▸ **Stated goal**
Output the entries verbatim, including every line.

────────────────────

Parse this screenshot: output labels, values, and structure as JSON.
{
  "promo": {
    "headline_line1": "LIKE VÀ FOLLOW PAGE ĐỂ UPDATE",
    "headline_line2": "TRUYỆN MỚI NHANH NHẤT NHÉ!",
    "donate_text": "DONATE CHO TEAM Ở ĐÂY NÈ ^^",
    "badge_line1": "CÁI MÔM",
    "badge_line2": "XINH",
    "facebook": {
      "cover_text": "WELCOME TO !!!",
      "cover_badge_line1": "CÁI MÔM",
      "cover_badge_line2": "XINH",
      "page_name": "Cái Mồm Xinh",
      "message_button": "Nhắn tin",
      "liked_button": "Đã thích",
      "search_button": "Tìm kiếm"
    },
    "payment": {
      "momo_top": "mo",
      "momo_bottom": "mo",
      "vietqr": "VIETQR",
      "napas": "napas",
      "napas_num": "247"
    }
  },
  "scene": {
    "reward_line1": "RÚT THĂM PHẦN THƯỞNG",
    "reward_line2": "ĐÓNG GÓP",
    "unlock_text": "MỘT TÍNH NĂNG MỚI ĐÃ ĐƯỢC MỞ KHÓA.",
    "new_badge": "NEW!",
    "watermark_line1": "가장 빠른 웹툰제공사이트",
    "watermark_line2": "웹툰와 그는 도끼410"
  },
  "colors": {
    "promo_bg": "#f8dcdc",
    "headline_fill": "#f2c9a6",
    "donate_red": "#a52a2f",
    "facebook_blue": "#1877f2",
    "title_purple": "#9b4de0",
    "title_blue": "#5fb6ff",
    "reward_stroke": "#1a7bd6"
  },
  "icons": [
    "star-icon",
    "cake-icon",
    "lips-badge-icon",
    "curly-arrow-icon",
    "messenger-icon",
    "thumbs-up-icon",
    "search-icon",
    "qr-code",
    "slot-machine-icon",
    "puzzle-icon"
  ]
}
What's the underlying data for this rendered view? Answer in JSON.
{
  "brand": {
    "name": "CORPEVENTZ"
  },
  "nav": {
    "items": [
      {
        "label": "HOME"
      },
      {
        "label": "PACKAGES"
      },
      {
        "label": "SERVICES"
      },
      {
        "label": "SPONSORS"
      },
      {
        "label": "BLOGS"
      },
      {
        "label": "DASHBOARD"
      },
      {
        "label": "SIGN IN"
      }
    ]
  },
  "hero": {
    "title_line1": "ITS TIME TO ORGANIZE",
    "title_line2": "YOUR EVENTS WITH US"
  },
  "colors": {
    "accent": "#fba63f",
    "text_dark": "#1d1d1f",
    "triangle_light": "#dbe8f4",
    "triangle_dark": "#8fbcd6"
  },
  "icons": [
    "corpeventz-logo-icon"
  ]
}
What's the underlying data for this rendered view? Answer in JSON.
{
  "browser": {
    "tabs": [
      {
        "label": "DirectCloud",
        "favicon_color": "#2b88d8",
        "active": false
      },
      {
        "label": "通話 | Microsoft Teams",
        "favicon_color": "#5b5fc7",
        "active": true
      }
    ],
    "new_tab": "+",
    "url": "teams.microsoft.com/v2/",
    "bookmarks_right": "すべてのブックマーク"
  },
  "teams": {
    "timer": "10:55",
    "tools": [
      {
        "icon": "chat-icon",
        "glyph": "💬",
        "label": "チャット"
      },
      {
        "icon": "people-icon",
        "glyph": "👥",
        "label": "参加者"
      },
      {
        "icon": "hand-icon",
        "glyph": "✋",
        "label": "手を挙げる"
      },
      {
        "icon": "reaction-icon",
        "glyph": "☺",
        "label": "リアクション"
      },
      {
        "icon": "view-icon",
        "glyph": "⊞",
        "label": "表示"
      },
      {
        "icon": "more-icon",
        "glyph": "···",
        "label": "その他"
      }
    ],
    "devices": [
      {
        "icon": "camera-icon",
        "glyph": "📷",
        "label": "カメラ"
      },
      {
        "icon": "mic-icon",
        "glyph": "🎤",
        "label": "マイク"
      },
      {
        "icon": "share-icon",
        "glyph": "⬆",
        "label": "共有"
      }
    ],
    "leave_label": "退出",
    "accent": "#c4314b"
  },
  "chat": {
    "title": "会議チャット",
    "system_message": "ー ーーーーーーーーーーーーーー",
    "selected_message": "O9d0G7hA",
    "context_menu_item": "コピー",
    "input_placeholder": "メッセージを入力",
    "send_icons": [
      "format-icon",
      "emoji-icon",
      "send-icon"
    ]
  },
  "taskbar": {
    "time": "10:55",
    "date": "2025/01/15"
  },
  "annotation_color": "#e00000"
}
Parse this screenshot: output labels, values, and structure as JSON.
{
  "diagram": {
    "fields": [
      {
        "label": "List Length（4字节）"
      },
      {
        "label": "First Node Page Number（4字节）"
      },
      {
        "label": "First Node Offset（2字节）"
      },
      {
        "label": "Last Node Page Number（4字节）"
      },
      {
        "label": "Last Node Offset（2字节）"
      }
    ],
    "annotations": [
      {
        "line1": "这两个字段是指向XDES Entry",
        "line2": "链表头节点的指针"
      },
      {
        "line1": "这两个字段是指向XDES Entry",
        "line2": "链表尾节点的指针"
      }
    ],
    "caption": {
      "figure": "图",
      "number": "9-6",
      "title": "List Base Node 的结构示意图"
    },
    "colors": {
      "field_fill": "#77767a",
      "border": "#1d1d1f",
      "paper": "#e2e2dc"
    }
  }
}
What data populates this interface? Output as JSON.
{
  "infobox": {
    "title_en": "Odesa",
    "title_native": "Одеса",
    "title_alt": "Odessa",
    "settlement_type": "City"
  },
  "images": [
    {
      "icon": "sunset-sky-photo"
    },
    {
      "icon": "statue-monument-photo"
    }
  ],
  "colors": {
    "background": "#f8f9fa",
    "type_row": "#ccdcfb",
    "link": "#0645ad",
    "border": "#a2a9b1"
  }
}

────────────────────

▸ **Written reply**
Parse this screenshot: output labels, values, and structure as JSON.
{
  "promo": {
    "headline_line1": "LIKE VÀ FOLLOW PAGE ĐỂ UPDATE",
    "headline_line2": "TRUYỆN MỚI NHANH NHẤT NHÉ!",
    "donate_text": "DONATE CHO TEAM Ở ĐÂY NÈ ^^",
    "badge_line1": "CÁI MÔM",
    "badge_line2": "XINH",
    "facebook": {
      "cover_text": "WELCOME TO !!!",
      "cover_badge_line1": "CÁI MÔM",
      "cover_badge_line2": "XINH",
      "page_name": "Cái Mồm Xinh",
      "message_button": "Nhắn tin",
      "liked_button": "Đã thích",
      "search_button": "Tìm kiếm"
    },
    "payment": {
      "momo_top": "mo",
      "momo_bottom": "mo",
      "vietqr": "VIETQR",
      "napas": "napas",
      "napas_num": "247"
    }
  },
  "scene": {
    "reward_line1": "RÚT THĂM PHẦN THƯỞNG",
    "reward_line2": "ĐÓNG GÓP",
    "unlock_text": "MỘT TÍNH NĂNG MỚI ĐÃ ĐƯỢC MỞ KHÓA.",
    "new_badge": "NEW!",
    "watermark_line1": "가장 빠른 웹툰제공사이트",
    "watermark_line2": "웹툰와 그는 도끼410"
  },
  "colors": {
    "promo_bg": "#f8dcdc",
    "headline_fill": "#f2c9a6",
    "donate_red": "#a52a2f",
    "facebook_blue": "#1877f2",
    "title_purple": "#9b4de0",
    "title_blue": "#5fb6ff",
    "reward_stroke": "#1a7bd6"
  },
  "icons": [
    "star-icon",
    "cake-icon",
    "lips-badge-icon",
    "curly-arrow-icon",
    "messenger-icon",
    "thumbs-up-icon",
    "search-icon",
    "qr-code",
    "slot-machine-icon",
    "puzzle-icon"
  ]
}
What's the underlying data for this rendered view? Answer in JSON.
{
  "brand": {
    "name": "CORPEVENTZ"
  },
  "nav": {
    "items": [
      {
        "label": "HOME"
      },
      {
        "label": "PACKAGES"
      },
      {
        "label": "SERVICES"
      },
      {
        "label": "SPONSORS"
      },
      {
        "label": "BLOGS"
      },
      {
        "label": "DASHBOARD"
      },
      {
        "label": "SIGN IN"
      }
    ]
  },
  "hero": {
    "title_line1": "ITS TIME TO ORGANIZE",
    "title_line2": "YOUR EVENTS WITH US"
  },
  "colors": {
    "accent": "#fba63f",
    "text_dark": "#1d1d1f",
    "triangle_light": "#dbe8f4",
    "triangle_dark": "#8fbcd6"
  },
  "icons": [
    "corpeventz-logo-icon"
  ]
}
What's the underlying data for this rendered view? Answer in JSON.
{
  "browser": {
    "tabs": [
      {
        "label": "DirectCloud",
        "favicon_color": "#2b88d8",
        "active": false
      },
      {
        "label": "通話 | Microsoft Teams",
        "favicon_color": "#5b5fc7",
        "active": true
      }
    ],
    "new_tab": "+",
    "url": "teams.microsoft.com/v2/",
    "bookmarks_right": "すべてのブックマーク"
  },
  "teams": {
    "timer": "10:55",
    "tools": [
      {
        "icon": "chat-icon",
        "glyph": "💬",
        "label": "チャット"
      },
      {
        "icon": "people-icon",
        "glyph": "👥",
        "label": "参加者"
      },
      {
        "icon": "hand-icon",
        "glyph": "✋",
        "label": "手を挙げる"
      },
      {
        "icon": "reaction-icon",
        "glyph": "☺",
        "label": "リアクション"
      },
      {
        "icon": "view-icon",
        "glyph": "⊞",
        "label": "表示"
      },
      {
        "icon": "more-icon",
        "glyph": "···",
        "label": "その他"
      }
    ],
    "devices": [
      {
        "icon": "camera-icon",
        "glyph": "📷",
        "label": "カメラ"
      },
      {
        "icon": "mic-icon",
        "glyph": "🎤",
        "label": "マイク"
      },
      {
        "icon": "share-icon",
        "glyph": "⬆",
        "label": "共有"
      }
    ],
    "leave_label": "退出",
    "accent": "#c4314b"
  },
  "chat": {
    "title": "会議チャット",
    "system_message": "ー ーーーーーーーーーーーーーー",
    "selected_message": "O9d0G7hA",
    "context_menu_item": "コピー",
    "input_placeholder": "メッセージを入力",
    "send_icons": [
      "format-icon",
      "emoji-icon",
      "send-icon"
    ]
  },
  "taskbar": {
    "time": "10:55",
    "date": "2025/01/15"
  },
  "annotation_color": "#e00000"
}
Parse this screenshot: output labels, values, and structure as JSON.
{
  "diagram": {
    "fields": [
      {
        "label": "List Length（4字节）"
      },
      {
        "label": "First Node Page Number（4字节）"
      },
      {
        "label": "First Node Offset（2字节）"
      },
      {
        "label": "Last Node Page Number（4字节）"
      },
      {
        "label": "Last Node Offset（2字节）"
      }
    ],
    "annotations": [
      {
        "line1": "这两个字段是指向XDES Entry",
        "line2": "链表头节点的指针"
      },
      {
        "line1": "这两个字段是指向XDES Entry",
        "line2": "链表尾节点的指针"
      }
    ],
    "caption": {
      "figure": "图",
      "number": "9-6",
      "title": "List Base Node 的结构示意图"
    },
    "colors": {
      "field_fill": "#77767a",
      "border": "#1d1d1f",
      "paper": "#e2e2dc"
    }
  }
}
What data populates this interface? Output as JSON.
{
  "infobox": {
    "title_en": "Odesa",
    "title_native": "Одеса",
    "title_alt": "Odessa",
    "settlement_type": "City"
  },
  "images": [
    {
      "icon": "sunset-sky-photo"
    },
    {
      "icon": "statue-monument-photo"
    }
  ],
  "colors": {
    "background": "#f8f9fa",
    "type_row": "#ccdcfb",
    "link": "#0645ad",
    "border": "#a2a9b1"
  }
}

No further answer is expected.